Provided passage:
-------

Custom hook scripts

The pki-realm script supports usage of a custom hook scripts located in the /etc/pki/hooks/ directory. These scripts will be executed in alphabetical order (see run-parts(8) for more details) within a special environment. You can use that to perform operations after certain actions like creation of a new PKI realm, or activation of a new certificate.

Execution environment

The hook scripts will be executed by the root account inside the PKI hook directory (/etc/pki/hooks/), with a set of $PKI_SCRIPT_* environment variables:

$PKI_SCRIPT_REALM

Contains the name of the current PKI realm.

$PKI_SCRIPT_FQDN

Contains Fully Qualified Domain Name used as the default domain if the realm does not specify one in it's name.

$PKI_SCRIPT_SUBJECT

Contains the Distinguished Name, or subject of the certificate, each element separated by the / character, similar to the format of the openssl req -subj option.

$PKI_SCRIPT_DOMAINS

List of apex (root) domains configured for the realm, separated by the / character.

$PKI_SCRIPT_SUBDOMAINS

List of subdomains which should be added to each apex domain, each one separated by the / character. The special _wildcard_ name means a wildcard subdomain (*.example.com).

$PKI_SCRIPT_PRIVATE_KEY

Absolute path to the private key of the current PKI realm.

$PKI_SCRIPT_DEFAULT_CRT

Absolute path to the current PKI realm certificate chain, expected to be used in the application configuration files.

$PKI_SCRIPT_DEFAULT_KEY

Absolute path to the current PKI realm private key, expected to be used in the application configuration files.

$PKI_SCRIPT_DEFAULT_PEM

Absolute path to the current PKI realm combined private key and certificate chain, expected to be used in the application configuration files.

$PKI_SCRIPT_STATE

A list of PKI realm states separated by the , character. You can inspect this variable to determine the current state of the realm (initialization, activation of new certificates, changed files) and react to it in the script.

Known script states

You can use the $PKI_SCRIPT_STATE variable to check current state of the PKI realm. This variable should always be non-empty, otherwise hook scripts are not executed. Each state can repeat multiple times on the list, but you should avoid multiple execution due to a particular state.

List of known states:

new-realm

A new PKI realm has been initialized, there are no private keys or certificates present.

new-private-key

A private key has been generated.

new-internal-request

A new internal CA certificate signing request has been generated.

new-acme-request

A new ACME certificate signing request has been generated.

changed-certificate

A new certificate has been activated, or there has been change of the active Certificate Authority (internal, external, acme).

changed-dhparam

Diffie-Hellman parameters in the certificate chain have been added/updated.

file-change

A generic file change notification.

-------

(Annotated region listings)

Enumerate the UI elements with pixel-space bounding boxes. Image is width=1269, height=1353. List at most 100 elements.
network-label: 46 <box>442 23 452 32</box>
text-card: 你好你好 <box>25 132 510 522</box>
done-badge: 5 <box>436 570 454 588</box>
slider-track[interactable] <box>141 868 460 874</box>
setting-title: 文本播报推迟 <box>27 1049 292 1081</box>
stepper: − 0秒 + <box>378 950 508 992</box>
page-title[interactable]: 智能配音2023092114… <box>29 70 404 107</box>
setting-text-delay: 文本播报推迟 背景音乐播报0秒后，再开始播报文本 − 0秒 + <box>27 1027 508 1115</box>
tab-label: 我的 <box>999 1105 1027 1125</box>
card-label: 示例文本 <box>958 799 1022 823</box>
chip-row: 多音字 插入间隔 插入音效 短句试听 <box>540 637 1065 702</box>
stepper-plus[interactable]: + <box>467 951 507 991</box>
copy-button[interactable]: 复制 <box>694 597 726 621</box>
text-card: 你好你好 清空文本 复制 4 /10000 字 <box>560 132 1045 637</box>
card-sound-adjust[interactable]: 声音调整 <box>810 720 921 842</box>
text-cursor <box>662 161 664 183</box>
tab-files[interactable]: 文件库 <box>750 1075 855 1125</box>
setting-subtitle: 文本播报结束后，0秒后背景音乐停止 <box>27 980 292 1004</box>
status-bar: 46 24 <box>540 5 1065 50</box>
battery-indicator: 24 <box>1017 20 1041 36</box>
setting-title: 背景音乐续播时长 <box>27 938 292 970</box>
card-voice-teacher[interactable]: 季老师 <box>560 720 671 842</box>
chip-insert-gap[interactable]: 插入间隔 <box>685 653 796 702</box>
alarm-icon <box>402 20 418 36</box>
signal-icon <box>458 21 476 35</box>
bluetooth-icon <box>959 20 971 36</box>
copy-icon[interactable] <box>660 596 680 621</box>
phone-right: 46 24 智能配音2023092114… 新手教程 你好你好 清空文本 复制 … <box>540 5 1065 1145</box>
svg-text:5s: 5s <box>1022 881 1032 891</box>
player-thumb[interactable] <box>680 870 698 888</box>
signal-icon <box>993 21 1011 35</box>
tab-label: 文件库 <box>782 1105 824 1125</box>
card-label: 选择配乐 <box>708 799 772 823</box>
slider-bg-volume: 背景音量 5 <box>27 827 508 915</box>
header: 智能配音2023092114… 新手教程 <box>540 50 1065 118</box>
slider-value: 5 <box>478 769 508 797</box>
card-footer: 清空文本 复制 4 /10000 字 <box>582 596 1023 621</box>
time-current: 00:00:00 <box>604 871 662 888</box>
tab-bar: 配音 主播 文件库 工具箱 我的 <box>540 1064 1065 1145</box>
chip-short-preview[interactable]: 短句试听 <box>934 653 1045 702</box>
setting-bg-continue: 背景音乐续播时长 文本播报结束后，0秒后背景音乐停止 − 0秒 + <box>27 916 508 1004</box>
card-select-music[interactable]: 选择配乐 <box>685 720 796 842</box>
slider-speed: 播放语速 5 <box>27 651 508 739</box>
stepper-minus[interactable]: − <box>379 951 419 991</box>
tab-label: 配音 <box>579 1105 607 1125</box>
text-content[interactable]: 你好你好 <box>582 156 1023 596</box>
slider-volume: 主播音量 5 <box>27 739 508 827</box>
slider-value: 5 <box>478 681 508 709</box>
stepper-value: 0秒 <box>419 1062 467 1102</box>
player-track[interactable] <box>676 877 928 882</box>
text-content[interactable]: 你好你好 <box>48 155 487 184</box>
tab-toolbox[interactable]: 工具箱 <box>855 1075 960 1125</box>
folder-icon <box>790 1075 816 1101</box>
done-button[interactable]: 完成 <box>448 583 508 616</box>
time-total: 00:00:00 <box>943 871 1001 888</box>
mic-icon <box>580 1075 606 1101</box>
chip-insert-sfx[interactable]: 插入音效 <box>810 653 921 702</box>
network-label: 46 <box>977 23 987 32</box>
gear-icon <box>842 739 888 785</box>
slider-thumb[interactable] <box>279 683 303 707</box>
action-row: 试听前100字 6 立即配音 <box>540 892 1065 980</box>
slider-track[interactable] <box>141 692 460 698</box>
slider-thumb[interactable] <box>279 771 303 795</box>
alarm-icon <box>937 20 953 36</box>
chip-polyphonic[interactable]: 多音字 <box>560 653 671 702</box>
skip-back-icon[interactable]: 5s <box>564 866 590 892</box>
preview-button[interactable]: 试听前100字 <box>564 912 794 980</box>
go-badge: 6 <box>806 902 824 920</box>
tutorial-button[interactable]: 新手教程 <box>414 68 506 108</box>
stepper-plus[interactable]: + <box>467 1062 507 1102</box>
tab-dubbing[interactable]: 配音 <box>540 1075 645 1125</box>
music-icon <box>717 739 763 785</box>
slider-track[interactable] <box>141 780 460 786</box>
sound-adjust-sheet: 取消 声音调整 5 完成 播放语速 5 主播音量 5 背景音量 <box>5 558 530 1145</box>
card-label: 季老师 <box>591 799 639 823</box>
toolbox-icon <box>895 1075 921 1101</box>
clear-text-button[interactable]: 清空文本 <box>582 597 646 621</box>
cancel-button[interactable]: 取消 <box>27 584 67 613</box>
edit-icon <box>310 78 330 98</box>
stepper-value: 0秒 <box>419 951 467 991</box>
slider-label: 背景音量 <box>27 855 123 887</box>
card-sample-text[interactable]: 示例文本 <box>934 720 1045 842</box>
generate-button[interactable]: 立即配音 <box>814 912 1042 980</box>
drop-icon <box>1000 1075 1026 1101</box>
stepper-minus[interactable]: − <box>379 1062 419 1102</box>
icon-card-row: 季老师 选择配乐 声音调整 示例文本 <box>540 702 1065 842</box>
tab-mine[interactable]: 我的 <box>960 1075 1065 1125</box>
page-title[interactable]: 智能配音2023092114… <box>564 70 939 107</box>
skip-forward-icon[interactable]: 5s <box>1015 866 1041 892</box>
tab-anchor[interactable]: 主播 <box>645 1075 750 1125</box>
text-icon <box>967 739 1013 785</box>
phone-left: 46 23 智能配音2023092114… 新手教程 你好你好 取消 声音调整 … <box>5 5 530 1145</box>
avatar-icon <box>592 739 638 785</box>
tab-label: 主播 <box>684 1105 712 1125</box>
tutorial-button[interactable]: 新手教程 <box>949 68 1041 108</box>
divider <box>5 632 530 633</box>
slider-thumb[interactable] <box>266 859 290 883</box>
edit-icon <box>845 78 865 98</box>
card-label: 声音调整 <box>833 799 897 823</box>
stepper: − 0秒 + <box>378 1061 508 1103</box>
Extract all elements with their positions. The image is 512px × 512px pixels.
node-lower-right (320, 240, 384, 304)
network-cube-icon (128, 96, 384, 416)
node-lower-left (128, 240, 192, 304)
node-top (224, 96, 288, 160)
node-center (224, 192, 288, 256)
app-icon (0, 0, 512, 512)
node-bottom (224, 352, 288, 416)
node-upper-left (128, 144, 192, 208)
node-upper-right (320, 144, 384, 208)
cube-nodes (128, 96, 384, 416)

-------

Tasks to perform:
A: According to the hook script documentation, which account runs the hook scripts?
B: Summarize the hook script documentation in two sentences.
C: Extend the hook script documentation past its final sentence with a few more paragraphs in the same style.
Nothing in the entries is required here.

Responses for each task:
A: The root account runs them.

B: The pki-realm script runs custom hook scripts from /etc/pki/hooks/ in alphabetical order under the root account, passing a set of $PKI_SCRIPT_* environment variables that describe the realm, its domains, and the paths to its keys and certificates. The $PKI_SCRIPT_STATE variable lists the realm's current states, such as new-realm, new-private-key, or changed-certificate, so a script can react to actions like creating a realm or activating a new certificate.

C:
file-deletion

A file has been deleted.

changed-public-file

Some of the files in public/ directory have been changed/replaced.

changed-private-file

Some of the files in private/ directory have been changed/replaced.

Example nginx hook

This is an example hook script which detects if a given PKI realm is currently used by the nginx server and if so, when a certificate change is detected it reloads the nginx daemon so that new certificate can be activated.

#!/bin/bash

# Reload or restart nginx on a certificate state change

set -o nounset -o pipefail -o errexit

nginx_config="/etc/nginx/nginx.conf"
nginx_sites="/etc/nginx/sites-enabled"
nginx_action="reload"

# Check if current PKI realm is used by the 'nginx' webserver
certificate=$(grep -r "${PKI_SCRIPT_DEFAULT_CRT:-}" ${nginx_sites}/* || true)

# Get list of current realm states
states=( $(echo "${PKI_SCRIPT_STATE:-}" | tr "," " ") )

if [ -n "${certificate}" -a "${#states[@]}" -gt 0 ] ; then

    for state in "${states[@]}" ; do

        if [ "${state}" = "changed-certificate" -o "${state}" = "changed-dhparam" ] ; then

            # Check if current init is systemd
            if $(pidof systemd > /dev/null 2>&1) ; then

                nginx_state="$(systemctl is-active nginx.service)"
                if [ ${nginx_state} = "active" ] ; then
                    if $(/usr/sbin/nginx -c ${nginx_config} -t > /dev/null 2>&1) ; then
                        systemctl ${nginx_action} nginx.service
                    fi
                fi

            else

                nginx_pidfile="$(grep -E '^pid\s+' ${nginx_config} | awk '{print $2}' | cut -d\; -f1)"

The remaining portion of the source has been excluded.